▶ _TASK INSTRUCTIONS_
Extract each line of the data and write it out again exactly.

▶ _DATASET RECORDS_
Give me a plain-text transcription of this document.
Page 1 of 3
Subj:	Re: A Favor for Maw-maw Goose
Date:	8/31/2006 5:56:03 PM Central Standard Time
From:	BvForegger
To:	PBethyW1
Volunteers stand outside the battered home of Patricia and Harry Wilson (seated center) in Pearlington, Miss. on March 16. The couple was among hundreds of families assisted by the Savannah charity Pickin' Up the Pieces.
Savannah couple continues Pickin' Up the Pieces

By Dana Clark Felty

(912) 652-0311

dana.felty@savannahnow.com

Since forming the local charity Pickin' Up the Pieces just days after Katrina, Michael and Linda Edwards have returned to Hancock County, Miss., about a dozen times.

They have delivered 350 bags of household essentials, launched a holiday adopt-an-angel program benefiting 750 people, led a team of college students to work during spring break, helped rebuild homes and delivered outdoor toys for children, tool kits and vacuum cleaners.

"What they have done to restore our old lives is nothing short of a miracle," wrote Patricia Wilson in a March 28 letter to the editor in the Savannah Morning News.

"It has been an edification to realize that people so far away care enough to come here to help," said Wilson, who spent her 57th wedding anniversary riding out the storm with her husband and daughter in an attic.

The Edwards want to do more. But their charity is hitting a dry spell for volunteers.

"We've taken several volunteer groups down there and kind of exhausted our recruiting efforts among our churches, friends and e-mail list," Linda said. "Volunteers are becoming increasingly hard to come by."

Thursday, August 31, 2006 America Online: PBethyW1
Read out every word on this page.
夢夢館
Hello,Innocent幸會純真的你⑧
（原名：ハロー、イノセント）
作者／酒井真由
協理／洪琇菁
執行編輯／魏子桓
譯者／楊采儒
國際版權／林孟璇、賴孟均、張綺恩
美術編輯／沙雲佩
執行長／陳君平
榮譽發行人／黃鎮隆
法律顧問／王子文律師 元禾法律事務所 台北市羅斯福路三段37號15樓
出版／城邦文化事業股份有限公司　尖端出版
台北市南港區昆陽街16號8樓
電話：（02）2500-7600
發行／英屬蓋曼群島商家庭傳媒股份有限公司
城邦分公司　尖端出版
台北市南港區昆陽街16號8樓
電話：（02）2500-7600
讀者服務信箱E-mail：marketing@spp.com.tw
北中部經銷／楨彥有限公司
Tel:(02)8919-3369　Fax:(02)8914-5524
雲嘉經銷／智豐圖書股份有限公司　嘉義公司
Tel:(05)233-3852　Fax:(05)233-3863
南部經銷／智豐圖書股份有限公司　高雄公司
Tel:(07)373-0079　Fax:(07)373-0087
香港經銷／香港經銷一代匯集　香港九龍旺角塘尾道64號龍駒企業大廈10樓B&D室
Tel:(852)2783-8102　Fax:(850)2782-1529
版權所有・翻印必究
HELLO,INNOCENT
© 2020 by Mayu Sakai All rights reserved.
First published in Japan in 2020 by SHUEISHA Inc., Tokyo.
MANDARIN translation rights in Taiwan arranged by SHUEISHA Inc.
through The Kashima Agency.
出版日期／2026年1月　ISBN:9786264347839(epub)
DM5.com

▶ _ANSWER_
Give me a plain-text transcription of this document.
Page 1 of 3
Subj:	Re: A Favor for Maw-maw Goose
Date:	8/31/2006 5:56:03 PM Central Standard Time
From:	BvForegger
To:	PBethyW1
Volunteers stand outside the battered home of Patricia and Harry Wilson (seated center) in Pearlington, Miss. on March 16. The couple was among hundreds of families assisted by the Savannah charity Pickin' Up the Pieces.
Savannah couple continues Pickin' Up the Pieces

By Dana Clark Felty

(912) 652-0311

dana.felty@savannahnow.com

Since forming the local charity Pickin' Up the Pieces just days after Katrina, Michael and Linda Edwards have returned to Hancock County, Miss., about a dozen times.

They have delivered 350 bags of household essentials, launched a holiday adopt-an-angel program benefiting 750 people, led a team of college students to work during spring break, helped rebuild homes and delivered outdoor toys for children, tool kits and vacuum cleaners.

"What they have done to restore our old lives is nothing short of a miracle," wrote Patricia Wilson in a March 28 letter to the editor in the Savannah Morning News.

"It has been an edification to realize that people so far away care enough to come here to help," said Wilson, who spent her 57th wedding anniversary riding out the storm with her husband and daughter in an attic.

The Edwards want to do more. But their charity is hitting a dry spell for volunteers.

"We've taken several volunteer groups down there and kind of exhausted our recruiting efforts among our churches, friends and e-mail list," Linda said. "Volunteers are becoming increasingly hard to come by."

Thursday, August 31, 2006 America Online: PBethyW1
Read out every word on this page.
夢夢館
Hello,Innocent幸會純真的你⑧
（原名：ハロー、イノセント）
作者／酒井真由
協理／洪琇菁
執行編輯／魏子桓
譯者／楊采儒
國際版權／林孟璇、賴孟均、張綺恩
美術編輯／沙雲佩
執行長／陳君平
榮譽發行人／黃鎮隆
法律顧問／王子文律師 元禾法律事務所 台北市羅斯福路三段37號15樓
出版／城邦文化事業股份有限公司　尖端出版
台北市南港區昆陽街16號8樓
電話：（02）2500-7600
發行／英屬蓋曼群島商家庭傳媒股份有限公司
城邦分公司　尖端出版
台北市南港區昆陽街16號8樓
電話：（02）2500-7600
讀者服務信箱E-mail：marketing@spp.com.tw
北中部經銷／楨彥有限公司
Tel:(02)8919-3369　Fax:(02)8914-5524
雲嘉經銷／智豐圖書股份有限公司　嘉義公司
Tel:(05)233-3852　Fax:(05)233-3863
南部經銷／智豐圖書股份有限公司　高雄公司
Tel:(07)373-0079　Fax:(07)373-0087
香港經銷／香港經銷一代匯集　香港九龍旺角塘尾道64號龍駒企業大廈10樓B&D室
Tel:(852)2783-8102　Fax:(850)2782-1529
版權所有・翻印必究
HELLO,INNOCENT
© 2020 by Mayu Sakai All rights reserved.
First published in Japan in 2020 by SHUEISHA Inc., Tokyo.
MANDARIN translation rights in Taiwan arranged by SHUEISHA Inc.
through The Kashima Agency.
出版日期／2026年1月　ISBN:9786264347839(epub)
DM5.com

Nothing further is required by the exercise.